Your answer should be a single number: how many lines in the data below hold the string "name".
── Entries provided ──
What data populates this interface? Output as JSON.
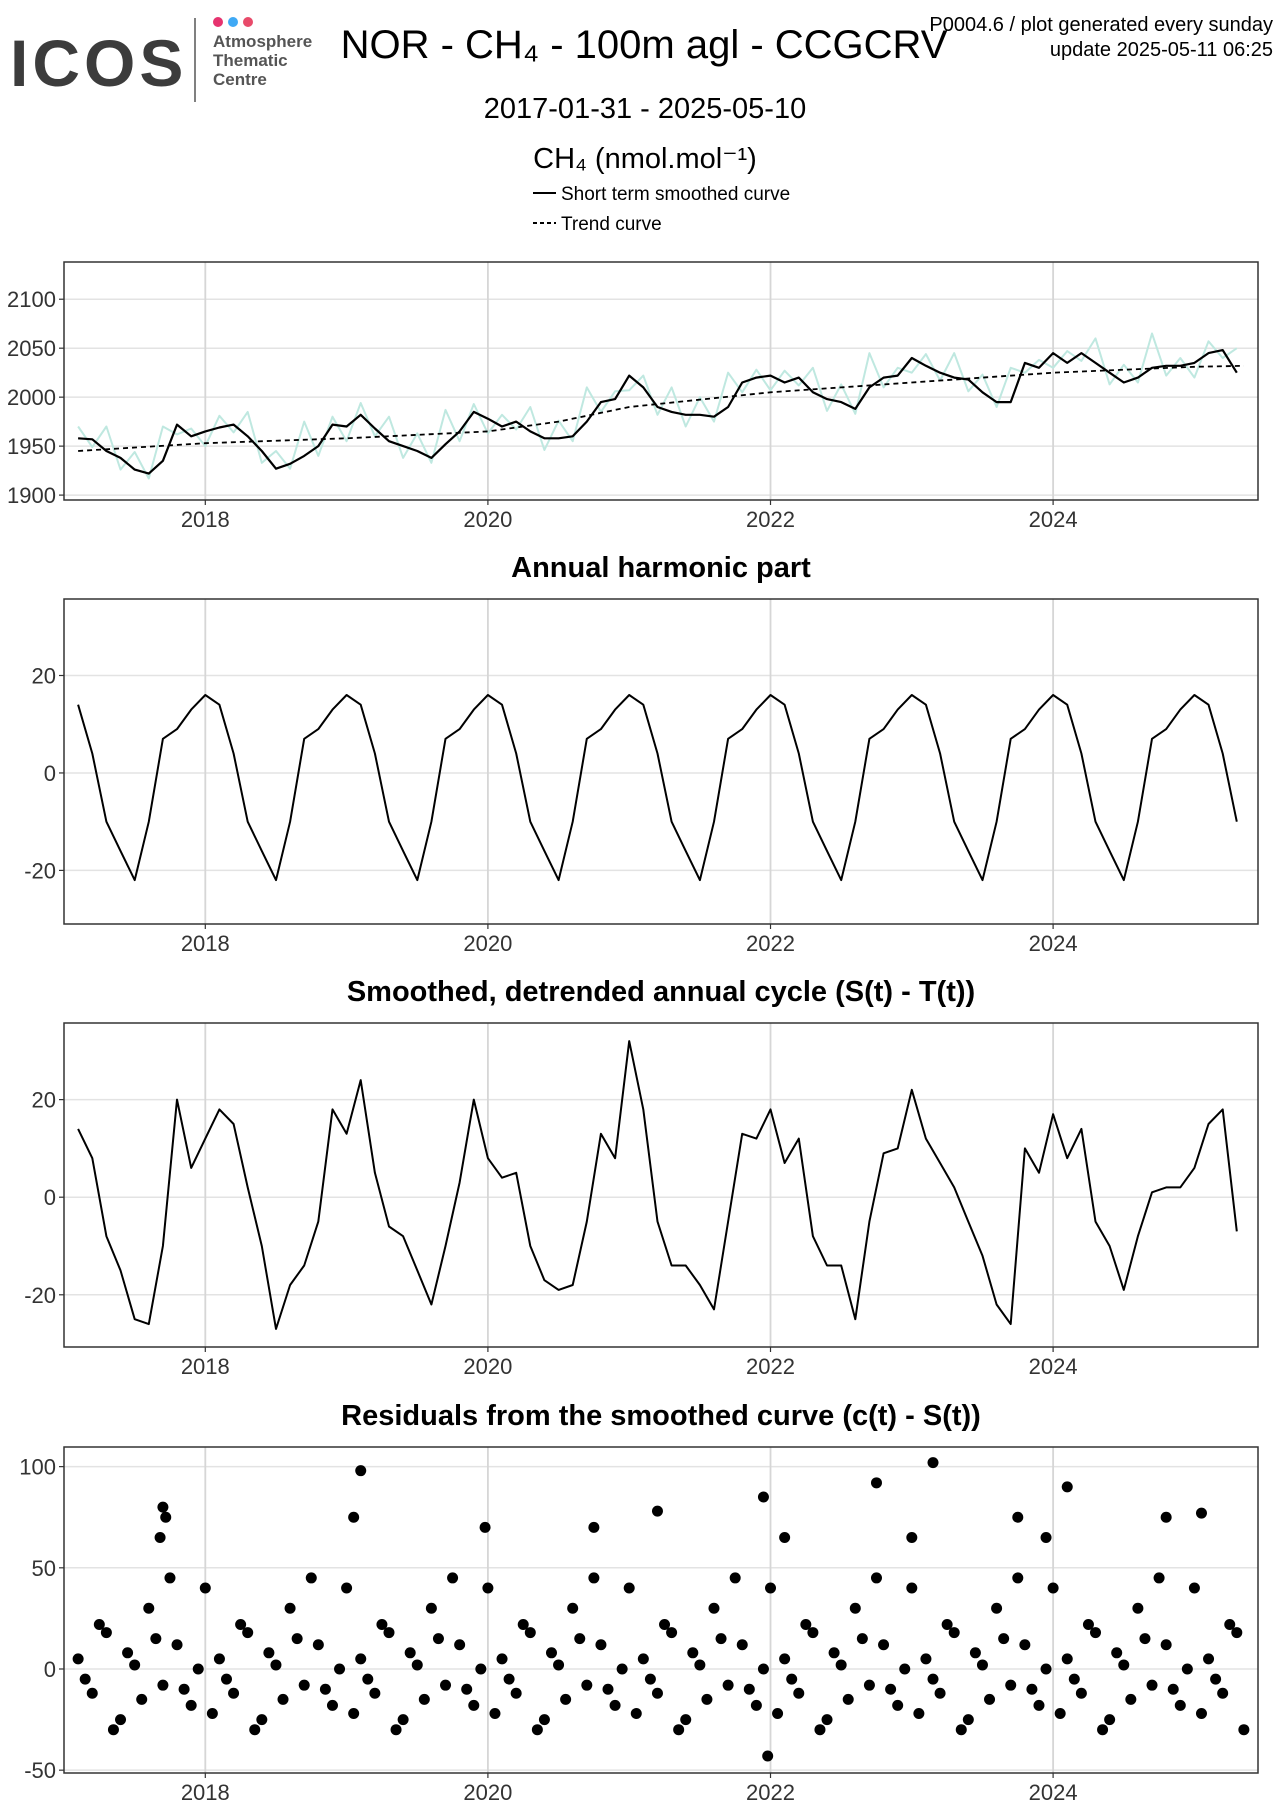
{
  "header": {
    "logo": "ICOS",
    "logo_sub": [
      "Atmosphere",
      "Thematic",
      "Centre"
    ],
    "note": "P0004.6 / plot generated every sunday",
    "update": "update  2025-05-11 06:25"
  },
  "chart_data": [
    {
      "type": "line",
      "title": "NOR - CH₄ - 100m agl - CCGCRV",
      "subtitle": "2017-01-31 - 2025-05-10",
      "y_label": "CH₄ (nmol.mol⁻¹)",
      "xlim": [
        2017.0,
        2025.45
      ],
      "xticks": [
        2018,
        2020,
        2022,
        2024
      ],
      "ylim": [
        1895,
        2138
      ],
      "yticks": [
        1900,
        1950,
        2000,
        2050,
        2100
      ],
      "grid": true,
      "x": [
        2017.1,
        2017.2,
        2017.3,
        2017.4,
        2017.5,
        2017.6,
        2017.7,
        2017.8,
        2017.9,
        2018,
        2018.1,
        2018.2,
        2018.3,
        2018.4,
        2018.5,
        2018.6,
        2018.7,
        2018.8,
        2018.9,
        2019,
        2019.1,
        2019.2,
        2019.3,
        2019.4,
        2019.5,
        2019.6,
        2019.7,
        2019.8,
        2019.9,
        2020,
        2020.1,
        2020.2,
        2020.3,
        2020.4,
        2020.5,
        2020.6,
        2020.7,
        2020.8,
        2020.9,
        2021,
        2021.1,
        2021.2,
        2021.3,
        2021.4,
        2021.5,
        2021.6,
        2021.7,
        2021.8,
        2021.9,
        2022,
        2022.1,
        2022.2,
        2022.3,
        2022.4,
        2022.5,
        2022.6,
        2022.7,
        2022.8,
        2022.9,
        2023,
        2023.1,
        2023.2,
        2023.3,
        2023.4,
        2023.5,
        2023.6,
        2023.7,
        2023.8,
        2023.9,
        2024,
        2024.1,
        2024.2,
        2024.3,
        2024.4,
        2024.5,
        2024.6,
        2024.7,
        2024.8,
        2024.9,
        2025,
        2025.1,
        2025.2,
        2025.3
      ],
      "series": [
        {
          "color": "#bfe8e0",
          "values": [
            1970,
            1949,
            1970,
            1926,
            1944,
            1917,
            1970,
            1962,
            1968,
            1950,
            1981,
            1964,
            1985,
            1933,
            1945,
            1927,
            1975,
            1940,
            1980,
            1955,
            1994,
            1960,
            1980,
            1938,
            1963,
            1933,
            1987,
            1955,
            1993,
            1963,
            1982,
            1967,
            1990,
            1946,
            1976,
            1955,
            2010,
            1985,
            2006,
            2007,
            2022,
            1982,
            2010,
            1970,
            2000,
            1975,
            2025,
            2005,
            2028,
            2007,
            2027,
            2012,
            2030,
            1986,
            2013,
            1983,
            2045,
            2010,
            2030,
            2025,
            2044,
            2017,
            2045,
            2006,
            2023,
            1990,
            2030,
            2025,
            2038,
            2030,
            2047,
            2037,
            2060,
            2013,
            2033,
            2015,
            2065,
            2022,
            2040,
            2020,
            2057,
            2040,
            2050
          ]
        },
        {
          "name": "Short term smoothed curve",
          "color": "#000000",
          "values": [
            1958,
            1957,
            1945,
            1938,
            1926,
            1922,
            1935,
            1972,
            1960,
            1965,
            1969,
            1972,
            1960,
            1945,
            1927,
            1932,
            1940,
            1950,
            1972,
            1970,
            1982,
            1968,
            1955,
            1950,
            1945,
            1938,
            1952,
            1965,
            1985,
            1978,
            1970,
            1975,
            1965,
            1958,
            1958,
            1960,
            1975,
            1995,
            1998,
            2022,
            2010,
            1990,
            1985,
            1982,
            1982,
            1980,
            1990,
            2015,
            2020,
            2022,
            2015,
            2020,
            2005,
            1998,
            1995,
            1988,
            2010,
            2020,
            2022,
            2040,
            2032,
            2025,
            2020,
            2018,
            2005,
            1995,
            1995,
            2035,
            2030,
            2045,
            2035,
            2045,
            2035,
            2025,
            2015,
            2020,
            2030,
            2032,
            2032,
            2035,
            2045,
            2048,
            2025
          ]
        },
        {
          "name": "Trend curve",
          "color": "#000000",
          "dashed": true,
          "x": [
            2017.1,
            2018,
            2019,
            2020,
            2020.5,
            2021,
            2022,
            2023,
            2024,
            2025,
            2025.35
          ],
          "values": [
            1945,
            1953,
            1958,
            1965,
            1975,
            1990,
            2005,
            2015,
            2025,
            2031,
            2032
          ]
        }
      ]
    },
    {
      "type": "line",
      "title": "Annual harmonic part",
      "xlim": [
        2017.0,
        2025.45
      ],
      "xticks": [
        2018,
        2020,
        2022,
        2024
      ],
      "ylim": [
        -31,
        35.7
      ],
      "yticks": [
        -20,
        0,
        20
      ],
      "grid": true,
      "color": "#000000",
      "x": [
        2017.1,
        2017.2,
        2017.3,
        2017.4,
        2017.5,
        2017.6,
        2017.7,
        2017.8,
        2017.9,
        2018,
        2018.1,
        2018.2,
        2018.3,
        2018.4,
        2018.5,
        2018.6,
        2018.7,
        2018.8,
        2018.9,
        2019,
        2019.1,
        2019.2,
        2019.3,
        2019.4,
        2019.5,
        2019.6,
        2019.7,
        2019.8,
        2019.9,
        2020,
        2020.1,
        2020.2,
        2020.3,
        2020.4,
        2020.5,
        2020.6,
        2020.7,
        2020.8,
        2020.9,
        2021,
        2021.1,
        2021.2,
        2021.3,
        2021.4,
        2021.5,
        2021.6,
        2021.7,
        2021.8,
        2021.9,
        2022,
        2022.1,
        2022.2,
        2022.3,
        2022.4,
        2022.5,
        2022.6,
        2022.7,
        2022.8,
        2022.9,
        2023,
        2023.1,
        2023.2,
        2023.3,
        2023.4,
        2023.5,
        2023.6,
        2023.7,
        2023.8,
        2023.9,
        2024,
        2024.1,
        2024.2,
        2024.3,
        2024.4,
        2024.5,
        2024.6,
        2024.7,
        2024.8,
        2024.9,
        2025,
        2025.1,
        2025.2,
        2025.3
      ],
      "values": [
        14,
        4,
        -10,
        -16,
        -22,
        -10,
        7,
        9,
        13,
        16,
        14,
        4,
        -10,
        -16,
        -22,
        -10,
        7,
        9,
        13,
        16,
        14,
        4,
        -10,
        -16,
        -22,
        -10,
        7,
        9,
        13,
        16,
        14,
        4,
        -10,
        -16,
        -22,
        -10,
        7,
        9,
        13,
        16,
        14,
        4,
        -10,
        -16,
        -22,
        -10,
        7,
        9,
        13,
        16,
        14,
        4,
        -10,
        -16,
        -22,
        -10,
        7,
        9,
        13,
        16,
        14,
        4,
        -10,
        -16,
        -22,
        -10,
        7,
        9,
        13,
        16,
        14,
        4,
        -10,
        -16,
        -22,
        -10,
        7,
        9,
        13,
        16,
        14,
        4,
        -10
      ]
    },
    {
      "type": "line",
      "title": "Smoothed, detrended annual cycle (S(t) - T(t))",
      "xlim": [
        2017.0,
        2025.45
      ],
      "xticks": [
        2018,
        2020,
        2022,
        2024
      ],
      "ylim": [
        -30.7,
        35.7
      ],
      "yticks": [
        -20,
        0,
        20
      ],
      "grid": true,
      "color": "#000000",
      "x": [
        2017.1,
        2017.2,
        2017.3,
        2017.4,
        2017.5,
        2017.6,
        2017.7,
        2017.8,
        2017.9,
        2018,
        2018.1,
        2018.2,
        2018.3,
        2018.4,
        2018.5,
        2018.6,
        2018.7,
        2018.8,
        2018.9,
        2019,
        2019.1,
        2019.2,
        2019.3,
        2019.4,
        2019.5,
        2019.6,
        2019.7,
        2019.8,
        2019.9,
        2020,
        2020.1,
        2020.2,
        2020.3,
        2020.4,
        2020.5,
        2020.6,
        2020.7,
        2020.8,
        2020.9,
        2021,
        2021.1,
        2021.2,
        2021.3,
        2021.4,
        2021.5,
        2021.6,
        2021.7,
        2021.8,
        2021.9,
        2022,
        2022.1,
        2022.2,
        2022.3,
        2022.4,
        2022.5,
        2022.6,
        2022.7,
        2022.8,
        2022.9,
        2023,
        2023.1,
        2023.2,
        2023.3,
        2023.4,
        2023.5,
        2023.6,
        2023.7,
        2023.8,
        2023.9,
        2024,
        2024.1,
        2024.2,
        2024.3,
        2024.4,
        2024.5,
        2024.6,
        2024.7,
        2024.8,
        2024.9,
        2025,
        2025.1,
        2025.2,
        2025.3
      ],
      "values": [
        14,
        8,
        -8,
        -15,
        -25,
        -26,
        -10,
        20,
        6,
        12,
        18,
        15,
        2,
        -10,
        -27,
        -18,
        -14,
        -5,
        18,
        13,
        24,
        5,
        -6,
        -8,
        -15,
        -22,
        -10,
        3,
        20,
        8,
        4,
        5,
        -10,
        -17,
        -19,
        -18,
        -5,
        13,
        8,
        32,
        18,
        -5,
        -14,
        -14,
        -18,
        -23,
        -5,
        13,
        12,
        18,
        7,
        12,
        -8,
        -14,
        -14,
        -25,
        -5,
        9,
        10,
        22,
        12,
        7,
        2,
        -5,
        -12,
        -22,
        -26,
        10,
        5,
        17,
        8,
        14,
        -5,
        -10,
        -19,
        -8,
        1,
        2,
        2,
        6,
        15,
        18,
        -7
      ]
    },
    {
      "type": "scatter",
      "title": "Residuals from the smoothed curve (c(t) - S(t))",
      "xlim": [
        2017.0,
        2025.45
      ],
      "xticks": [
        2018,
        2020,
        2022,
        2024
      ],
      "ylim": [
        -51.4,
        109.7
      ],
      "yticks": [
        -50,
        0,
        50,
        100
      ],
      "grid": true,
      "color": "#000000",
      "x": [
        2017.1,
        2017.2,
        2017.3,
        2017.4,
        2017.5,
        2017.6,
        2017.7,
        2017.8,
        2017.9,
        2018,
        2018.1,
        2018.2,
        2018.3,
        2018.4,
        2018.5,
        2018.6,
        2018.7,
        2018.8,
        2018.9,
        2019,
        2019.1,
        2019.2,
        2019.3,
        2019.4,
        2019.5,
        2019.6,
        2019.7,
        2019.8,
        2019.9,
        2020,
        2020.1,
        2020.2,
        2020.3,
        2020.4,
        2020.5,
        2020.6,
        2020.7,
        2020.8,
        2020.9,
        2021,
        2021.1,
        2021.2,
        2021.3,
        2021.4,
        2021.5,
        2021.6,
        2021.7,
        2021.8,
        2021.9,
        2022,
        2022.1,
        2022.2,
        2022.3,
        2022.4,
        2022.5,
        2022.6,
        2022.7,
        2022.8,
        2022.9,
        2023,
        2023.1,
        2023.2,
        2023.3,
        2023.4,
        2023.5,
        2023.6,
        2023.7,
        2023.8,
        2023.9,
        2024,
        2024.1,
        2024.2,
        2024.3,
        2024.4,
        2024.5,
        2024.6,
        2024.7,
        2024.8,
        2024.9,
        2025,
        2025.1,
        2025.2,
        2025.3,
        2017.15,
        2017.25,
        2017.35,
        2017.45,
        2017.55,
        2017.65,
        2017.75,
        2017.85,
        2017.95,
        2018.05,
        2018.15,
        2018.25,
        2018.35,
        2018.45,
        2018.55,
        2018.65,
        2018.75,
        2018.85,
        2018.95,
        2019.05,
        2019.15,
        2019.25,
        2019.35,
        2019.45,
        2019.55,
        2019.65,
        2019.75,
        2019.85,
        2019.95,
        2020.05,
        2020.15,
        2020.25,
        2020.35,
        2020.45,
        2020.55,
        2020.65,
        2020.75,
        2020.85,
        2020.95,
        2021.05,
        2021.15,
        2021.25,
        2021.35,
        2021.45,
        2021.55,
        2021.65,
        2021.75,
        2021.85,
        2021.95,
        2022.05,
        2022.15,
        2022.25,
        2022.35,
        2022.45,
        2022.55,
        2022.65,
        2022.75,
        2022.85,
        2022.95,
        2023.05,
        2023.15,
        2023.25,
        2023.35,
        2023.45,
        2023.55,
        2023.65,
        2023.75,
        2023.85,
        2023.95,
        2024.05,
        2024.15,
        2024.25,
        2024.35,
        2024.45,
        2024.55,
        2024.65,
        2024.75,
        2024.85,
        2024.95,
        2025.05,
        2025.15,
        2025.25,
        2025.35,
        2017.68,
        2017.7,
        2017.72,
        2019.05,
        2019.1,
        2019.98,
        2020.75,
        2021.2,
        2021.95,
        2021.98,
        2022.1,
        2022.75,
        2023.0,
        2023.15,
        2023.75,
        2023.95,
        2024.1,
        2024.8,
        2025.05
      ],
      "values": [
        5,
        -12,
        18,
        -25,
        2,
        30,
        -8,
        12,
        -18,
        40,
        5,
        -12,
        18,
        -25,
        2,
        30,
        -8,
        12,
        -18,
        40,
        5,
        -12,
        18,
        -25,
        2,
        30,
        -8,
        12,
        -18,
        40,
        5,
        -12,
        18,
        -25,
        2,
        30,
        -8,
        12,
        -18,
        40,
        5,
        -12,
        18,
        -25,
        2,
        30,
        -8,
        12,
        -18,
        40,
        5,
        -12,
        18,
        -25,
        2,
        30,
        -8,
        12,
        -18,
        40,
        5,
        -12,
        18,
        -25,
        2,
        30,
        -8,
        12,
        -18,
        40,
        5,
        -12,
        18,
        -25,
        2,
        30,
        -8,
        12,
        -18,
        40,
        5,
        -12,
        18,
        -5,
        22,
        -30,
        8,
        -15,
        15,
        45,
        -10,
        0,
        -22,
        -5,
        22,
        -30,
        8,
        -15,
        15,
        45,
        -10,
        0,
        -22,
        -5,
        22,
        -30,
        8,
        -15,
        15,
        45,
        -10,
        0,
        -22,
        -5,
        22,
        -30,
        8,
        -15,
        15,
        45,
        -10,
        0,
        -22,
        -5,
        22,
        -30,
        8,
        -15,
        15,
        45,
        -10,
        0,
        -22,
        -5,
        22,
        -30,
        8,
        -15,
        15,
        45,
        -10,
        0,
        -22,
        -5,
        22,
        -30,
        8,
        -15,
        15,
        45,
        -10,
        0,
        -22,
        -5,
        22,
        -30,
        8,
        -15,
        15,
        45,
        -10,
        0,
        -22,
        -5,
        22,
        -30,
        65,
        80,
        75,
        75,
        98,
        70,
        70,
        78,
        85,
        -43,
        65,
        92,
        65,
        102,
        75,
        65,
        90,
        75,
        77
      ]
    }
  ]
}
───
Response below: 2